WHAT TO WORK ON:
Without the images, output each record below as it stands.

RECORDS TO PROCESS:
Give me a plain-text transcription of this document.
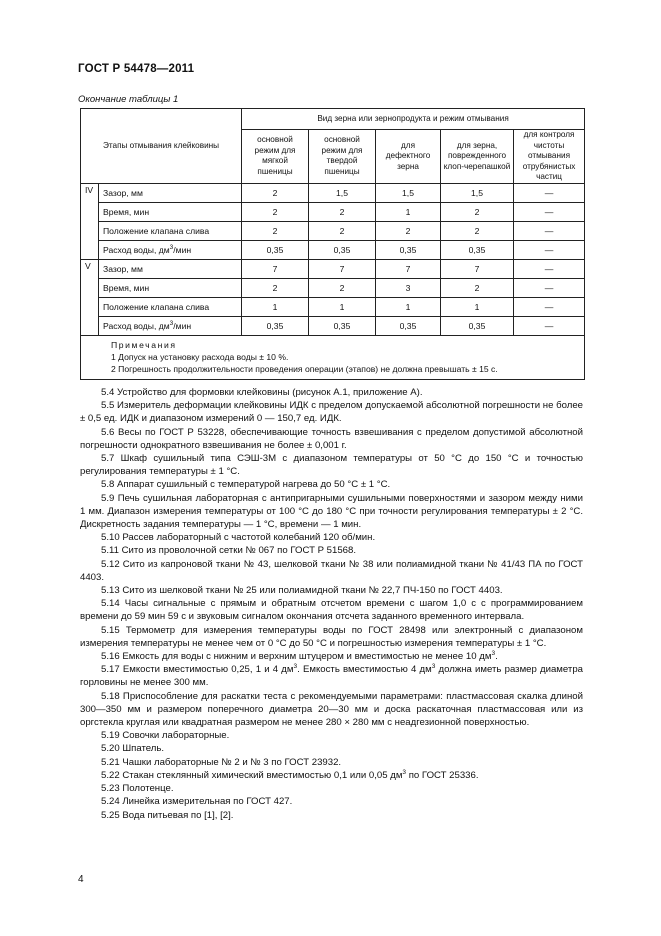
ГОСТ Р 54478—2011
Окончание таблицы 1
Этапы отмывания клейковины		Вид зерна или зернопродукта и режим отмывания				
		основной режим для мягкой пшеницы	основной режим для твердой пшеницы	для дефектного зерна	для зерна, поврежденного клоп-черепашкой	для контроля чистоты отмывания отрубянистых частиц
IV	Зазор, мм	2	1,5	1,5	1,5	—
	Время, мин	2	2	1	2	—
	Положение клапана слива	2	2	2	2	—
	Расход воды, $дм^3$/мин	0,35	0,35	0,35	0,35	—
V	Зазор, мм	7	7	7	7	—
	Время, мин	2	2	3	2	—
	Положение клапана слива	1	1	1	1	—
	Расход воды, $дм^3$/мин	0,35	0,35	0,35	0,35	—

Примечания
1 Допуск на установку расхода воды ± 10 %.
2 Погрешность продолжительности проведения операции (этапов) не должна превышать ± 15 с.						

5.4 Устройство для формовки клейковины (рисунок А.1, приложение А).

5.5 Измеритель деформации клейковины ИДК с пределом допускаемой абсолютной погрешности не более ± 0,5 ед. ИДК и диапазоном измерений 0 — 150,7 ед. ИДК.

5.6 Весы по ГОСТ Р 53228, обеспечивающие точность взвешивания с пределом допустимой абсолютной погрешности однократного взвешивания не более ± 0,001 г.

5.7 Шкаф сушильный типа СЭШ-3М с диапазоном температуры от 50 °С до 150 °С и точностью регулирования температуры ± 1 °С.

5.8 Аппарат сушильный с температурой нагрева до 50 °С ± 1 °С.

5.9 Печь сушильная лабораторная с антипригарными сушильными поверхностями и зазором между ними 1 мм. Диапазон измерения температуры от 100 °С до 180 °С при точности регулирования температуры ± 2 °С. Дискретность задания температуры — 1 °С, времени — 1 мин.

5.10 Рассев лабораторный с частотой колебаний 120 об/мин.

5.11 Сито из проволочной сетки № 067 по ГОСТ Р 51568.

5.12 Сито из капроновой ткани № 43, шелковой ткани № 38 или полиамидной ткани № 41/43 ПА по ГОСТ 4403.

5.13 Сито из шелковой ткани № 25 или полиамидной ткани № 22,7 ПЧ-150 по ГОСТ 4403.

5.14 Часы сигнальные с прямым и обратным отсчетом времени с шагом 1,0 с с программированием времени до 59 мин 59 с и звуковым сигналом окончания отсчета заданного временного интервала.

5.15 Термометр для измерения температуры воды по ГОСТ 28498 или электронный с диапазоном измерения температуры не менее чем от 0 °С до 50 °С и погрешностью измерения температуры ± 1 °С.

5.16 Емкость для воды с нижним и верхним штуцером и вместимостью не менее 10 $дм^3$.

5.17 Емкости вместимостью 0,25, 1 и 4 $дм^3$. Емкость вместимостью 4 $дм^3$ должна иметь размер диаметра горловины не менее 300 мм.

5.18 Приспособление для раскатки теста с рекомендуемыми параметрами: пластмассовая скалка длиной 300—350 мм и размером поперечного диаметра 20—30 мм и доска раскаточная пластмассовая или из оргстекла круглая или квадратная размером не менее 280 × 280 мм с неадгезионной поверхностью.

5.19 Совочки лабораторные.

5.20 Шпатель.

5.21 Чашки лабораторные № 2 и № 3 по ГОСТ 23932.

5.22 Стакан стеклянный химический вместимостью 0,1 или 0,05 $дм^3$ по ГОСТ 25336.

5.23 Полотенце.

5.24 Линейка измерительная по ГОСТ 427.

5.25 Вода питьевая по [1], [2].

4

ANSWER IN FULL:
Give me a plain-text transcription of this document.
ГОСТ Р 54478—2011
Окончание таблицы 1
Этапы отмывания клейковины		Вид зерна или зернопродукта и режим отмывания				
		основной режим для мягкой пшеницы	основной режим для твердой пшеницы	для дефектного зерна	для зерна, поврежденного клоп-черепашкой	для контроля чистоты отмывания отрубянистых частиц
IV	Зазор, мм	2	1,5	1,5	1,5	—
	Время, мин	2	2	1	2	—
	Положение клапана слива	2	2	2	2	—
	Расход воды, $дм^3$/мин	0,35	0,35	0,35	0,35	—
V	Зазор, мм	7	7	7	7	—
	Время, мин	2	2	3	2	—
	Положение клапана слива	1	1	1	1	—
	Расход воды, $дм^3$/мин	0,35	0,35	0,35	0,35	—

Примечания
1 Допуск на установку расхода воды ± 10 %.
2 Погрешность продолжительности проведения операции (этапов) не должна превышать ± 15 с.						

5.4 Устройство для формовки клейковины (рисунок А.1, приложение А).

5.5 Измеритель деформации клейковины ИДК с пределом допускаемой абсолютной погрешности не более ± 0,5 ед. ИДК и диапазоном измерений 0 — 150,7 ед. ИДК.

5.6 Весы по ГОСТ Р 53228, обеспечивающие точность взвешивания с пределом допустимой абсолютной погрешности однократного взвешивания не более ± 0,001 г.

5.7 Шкаф сушильный типа СЭШ-3М с диапазоном температуры от 50 °С до 150 °С и точностью регулирования температуры ± 1 °С.

5.8 Аппарат сушильный с температурой нагрева до 50 °С ± 1 °С.

5.9 Печь сушильная лабораторная с антипригарными сушильными поверхностями и зазором между ними 1 мм. Диапазон измерения температуры от 100 °С до 180 °С при точности регулирования температуры ± 2 °С. Дискретность задания температуры — 1 °С, времени — 1 мин.

5.10 Рассев лабораторный с частотой колебаний 120 об/мин.

5.11 Сито из проволочной сетки № 067 по ГОСТ Р 51568.

5.12 Сито из капроновой ткани № 43, шелковой ткани № 38 или полиамидной ткани № 41/43 ПА по ГОСТ 4403.

5.13 Сито из шелковой ткани № 25 или полиамидной ткани № 22,7 ПЧ-150 по ГОСТ 4403.

5.14 Часы сигнальные с прямым и обратным отсчетом времени с шагом 1,0 с с программированием времени до 59 мин 59 с и звуковым сигналом окончания отсчета заданного временного интервала.

5.15 Термометр для измерения температуры воды по ГОСТ 28498 или электронный с диапазоном измерения температуры не менее чем от 0 °С до 50 °С и погрешностью измерения температуры ± 1 °С.

5.16 Емкость для воды с нижним и верхним штуцером и вместимостью не менее 10 $дм^3$.

5.17 Емкости вместимостью 0,25, 1 и 4 $дм^3$. Емкость вместимостью 4 $дм^3$ должна иметь размер диаметра горловины не менее 300 мм.

5.18 Приспособление для раскатки теста с рекомендуемыми параметрами: пластмассовая скалка длиной 300—350 мм и размером поперечного диаметра 20—30 мм и доска раскаточная пластмассовая или из оргстекла круглая или квадратная размером не менее 280 × 280 мм с неадгезионной поверхностью.

5.19 Совочки лабораторные.

5.20 Шпатель.

5.21 Чашки лабораторные № 2 и № 3 по ГОСТ 23932.

5.22 Стакан стеклянный химический вместимостью 0,1 или 0,05 $дм^3$ по ГОСТ 25336.

5.23 Полотенце.

5.24 Линейка измерительная по ГОСТ 427.

5.25 Вода питьевая по [1], [2].

4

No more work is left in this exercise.